- Given exercise: Do not carry the pictures over; copy every other part of the entries exactly.
===============
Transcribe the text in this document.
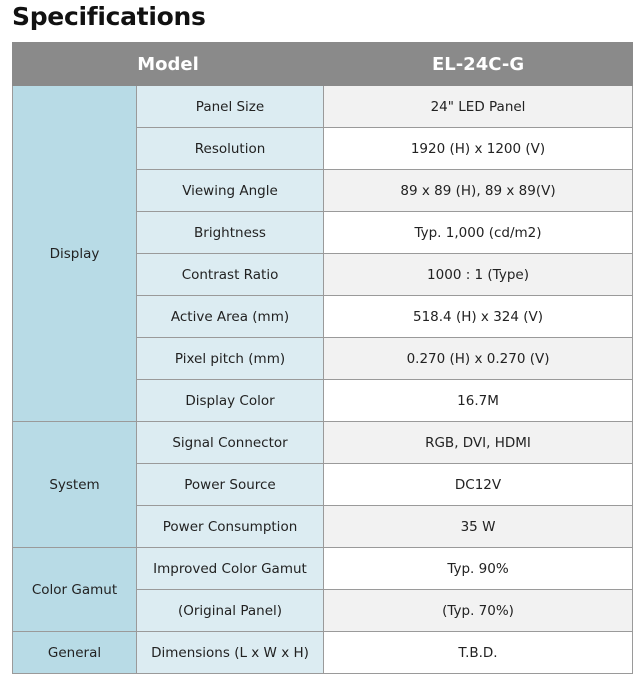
Specifications
Model		EL-24C-G
Display	Panel Size	24" LED Panel
	Resolution	1920 (H) x 1200 (V)
	Viewing Angle	89 x 89 (H), 89 x 89(V)
	Brightness	Typ. 1,000 (cd/m2)
	Contrast Ratio	1000 : 1 (Type)
	Active Area (mm)	518.4 (H) x 324 (V)
	Pixel pitch (mm)	0.270 (H) x 0.270 (V)
	Display Color	16.7M
System	Signal Connector	RGB, DVI, HDMI
	Power Source	DC12V
	Power Consumption	35 W
Color Gamut	Improved Color Gamut	Typ. 90%
	(Original Panel)	(Typ. 70%)
General	Dimensions (L x W x H)	T.B.D.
===============
- Finished answer:
Transcribe the text in this document.
Specifications
Model		EL-24C-G
Display	Panel Size	24" LED Panel
	Resolution	1920 (H) x 1200 (V)
	Viewing Angle	89 x 89 (H), 89 x 89(V)
	Brightness	Typ. 1,000 (cd/m2)
	Contrast Ratio	1000 : 1 (Type)
	Active Area (mm)	518.4 (H) x 324 (V)
	Pixel pitch (mm)	0.270 (H) x 0.270 (V)
	Display Color	16.7M
System	Signal Connector	RGB, DVI, HDMI
	Power Source	DC12V
	Power Consumption	35 W
Color Gamut	Improved Color Gamut	Typ. 90%
	(Original Panel)	(Typ. 70%)
General	Dimensions (L x W x H)	T.B.D.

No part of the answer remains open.